--- START Exercise inputs ---

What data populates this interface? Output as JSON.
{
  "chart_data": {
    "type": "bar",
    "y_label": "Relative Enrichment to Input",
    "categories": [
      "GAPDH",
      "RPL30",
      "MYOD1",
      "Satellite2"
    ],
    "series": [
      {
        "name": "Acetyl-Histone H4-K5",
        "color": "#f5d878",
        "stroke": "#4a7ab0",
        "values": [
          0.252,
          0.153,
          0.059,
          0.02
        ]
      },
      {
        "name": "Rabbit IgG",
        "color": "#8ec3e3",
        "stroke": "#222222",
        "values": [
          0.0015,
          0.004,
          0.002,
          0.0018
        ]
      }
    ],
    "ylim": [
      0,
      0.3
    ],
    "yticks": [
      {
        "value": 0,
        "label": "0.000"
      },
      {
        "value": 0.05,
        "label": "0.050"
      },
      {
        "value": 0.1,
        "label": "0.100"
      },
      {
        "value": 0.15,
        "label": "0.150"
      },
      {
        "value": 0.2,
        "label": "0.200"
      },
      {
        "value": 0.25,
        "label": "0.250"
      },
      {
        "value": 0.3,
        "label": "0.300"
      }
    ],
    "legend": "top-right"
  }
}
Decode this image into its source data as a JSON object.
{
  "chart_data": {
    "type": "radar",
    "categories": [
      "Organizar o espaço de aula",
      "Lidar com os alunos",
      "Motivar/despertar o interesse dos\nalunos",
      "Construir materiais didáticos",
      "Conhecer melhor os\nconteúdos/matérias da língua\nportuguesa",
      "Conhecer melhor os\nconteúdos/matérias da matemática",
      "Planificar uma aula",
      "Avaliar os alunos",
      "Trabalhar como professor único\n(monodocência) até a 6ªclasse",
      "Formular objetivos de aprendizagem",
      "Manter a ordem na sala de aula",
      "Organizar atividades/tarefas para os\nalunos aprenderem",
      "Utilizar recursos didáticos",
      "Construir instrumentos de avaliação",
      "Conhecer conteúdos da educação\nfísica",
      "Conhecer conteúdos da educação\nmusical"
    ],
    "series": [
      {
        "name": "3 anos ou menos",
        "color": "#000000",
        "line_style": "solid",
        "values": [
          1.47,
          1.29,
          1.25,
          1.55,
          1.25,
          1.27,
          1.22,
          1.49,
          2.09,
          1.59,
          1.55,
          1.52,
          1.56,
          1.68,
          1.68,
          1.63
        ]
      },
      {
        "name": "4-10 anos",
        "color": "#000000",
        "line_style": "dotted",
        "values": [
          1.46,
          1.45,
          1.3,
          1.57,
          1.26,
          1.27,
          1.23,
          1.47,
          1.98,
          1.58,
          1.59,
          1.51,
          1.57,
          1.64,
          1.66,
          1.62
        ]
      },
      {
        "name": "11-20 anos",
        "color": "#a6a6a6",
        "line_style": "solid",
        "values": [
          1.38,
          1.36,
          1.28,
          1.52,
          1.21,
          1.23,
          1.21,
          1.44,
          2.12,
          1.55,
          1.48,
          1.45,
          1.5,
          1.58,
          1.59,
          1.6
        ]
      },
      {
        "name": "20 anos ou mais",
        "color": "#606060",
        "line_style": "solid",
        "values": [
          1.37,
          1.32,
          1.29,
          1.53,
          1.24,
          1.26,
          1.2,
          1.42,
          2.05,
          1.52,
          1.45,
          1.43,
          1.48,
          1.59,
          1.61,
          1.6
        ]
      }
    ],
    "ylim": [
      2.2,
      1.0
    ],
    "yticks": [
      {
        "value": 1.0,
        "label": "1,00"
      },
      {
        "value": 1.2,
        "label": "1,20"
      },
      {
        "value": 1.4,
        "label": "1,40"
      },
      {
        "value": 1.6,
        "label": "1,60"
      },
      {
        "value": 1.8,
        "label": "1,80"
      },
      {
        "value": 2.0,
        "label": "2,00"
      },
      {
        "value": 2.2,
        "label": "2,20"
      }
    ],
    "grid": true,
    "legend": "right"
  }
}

--- END Exercise inputs ---

**Work to be completed**
All of the material above needs to be retyped word for word.

**Written solution**
What data populates this interface? Output as JSON.
{
  "chart_data": {
    "type": "bar",
    "y_label": "Relative Enrichment to Input",
    "categories": [
      "GAPDH",
      "RPL30",
      "MYOD1",
      "Satellite2"
    ],
    "series": [
      {
        "name": "Acetyl-Histone H4-K5",
        "color": "#f5d878",
        "stroke": "#4a7ab0",
        "values": [
          0.252,
          0.153,
          0.059,
          0.02
        ]
      },
      {
        "name": "Rabbit IgG",
        "color": "#8ec3e3",
        "stroke": "#222222",
        "values": [
          0.0015,
          0.004,
          0.002,
          0.0018
        ]
      }
    ],
    "ylim": [
      0,
      0.3
    ],
    "yticks": [
      {
        "value": 0,
        "label": "0.000"
      },
      {
        "value": 0.05,
        "label": "0.050"
      },
      {
        "value": 0.1,
        "label": "0.100"
      },
      {
        "value": 0.15,
        "label": "0.150"
      },
      {
        "value": 0.2,
        "label": "0.200"
      },
      {
        "value": 0.25,
        "label": "0.250"
      },
      {
        "value": 0.3,
        "label": "0.300"
      }
    ],
    "legend": "top-right"
  }
}
Decode this image into its source data as a JSON object.
{
  "chart_data": {
    "type": "radar",
    "categories": [
      "Organizar o espaço de aula",
      "Lidar com os alunos",
      "Motivar/despertar o interesse dos\nalunos",
      "Construir materiais didáticos",
      "Conhecer melhor os\nconteúdos/matérias da língua\nportuguesa",
      "Conhecer melhor os\nconteúdos/matérias da matemática",
      "Planificar uma aula",
      "Avaliar os alunos",
      "Trabalhar como professor único\n(monodocência) até a 6ªclasse",
      "Formular objetivos de aprendizagem",
      "Manter a ordem na sala de aula",
      "Organizar atividades/tarefas para os\nalunos aprenderem",
      "Utilizar recursos didáticos",
      "Construir instrumentos de avaliação",
      "Conhecer conteúdos da educação\nfísica",
      "Conhecer conteúdos da educação\nmusical"
    ],
    "series": [
      {
        "name": "3 anos ou menos",
        "color": "#000000",
        "line_style": "solid",
        "values": [
          1.47,
          1.29,
          1.25,
          1.55,
          1.25,
          1.27,
          1.22,
          1.49,
          2.09,
          1.59,
          1.55,
          1.52,
          1.56,
          1.68,
          1.68,
          1.63
        ]
      },
      {
        "name": "4-10 anos",
        "color": "#000000",
        "line_style": "dotted",
        "values": [
          1.46,
          1.45,
          1.3,
          1.57,
          1.26,
          1.27,
          1.23,
          1.47,
          1.98,
          1.58,
          1.59,
          1.51,
          1.57,
          1.64,
          1.66,
          1.62
        ]
      },
      {
        "name": "11-20 anos",
        "color": "#a6a6a6",
        "line_style": "solid",
        "values": [
          1.38,
          1.36,
          1.28,
          1.52,
          1.21,
          1.23,
          1.21,
          1.44,
          2.12,
          1.55,
          1.48,
          1.45,
          1.5,
          1.58,
          1.59,
          1.6
        ]
      },
      {
        "name": "20 anos ou mais",
        "color": "#606060",
        "line_style": "solid",
        "values": [
          1.37,
          1.32,
          1.29,
          1.53,
          1.24,
          1.26,
          1.2,
          1.42,
          2.05,
          1.52,
          1.45,
          1.43,
          1.48,
          1.59,
          1.61,
          1.6
        ]
      }
    ],
    "ylim": [
      2.2,
      1.0
    ],
    "yticks": [
      {
        "value": 1.0,
        "label": "1,00"
      },
      {
        "value": 1.2,
        "label": "1,20"
      },
      {
        "value": 1.4,
        "label": "1,40"
      },
      {
        "value": 1.6,
        "label": "1,60"
      },
      {
        "value": 1.8,
        "label": "1,80"
      },
      {
        "value": 2.0,
        "label": "2,00"
      },
      {
        "value": 2.2,
        "label": "2,20"
      }
    ],
    "grid": true,
    "legend": "right"
  }
}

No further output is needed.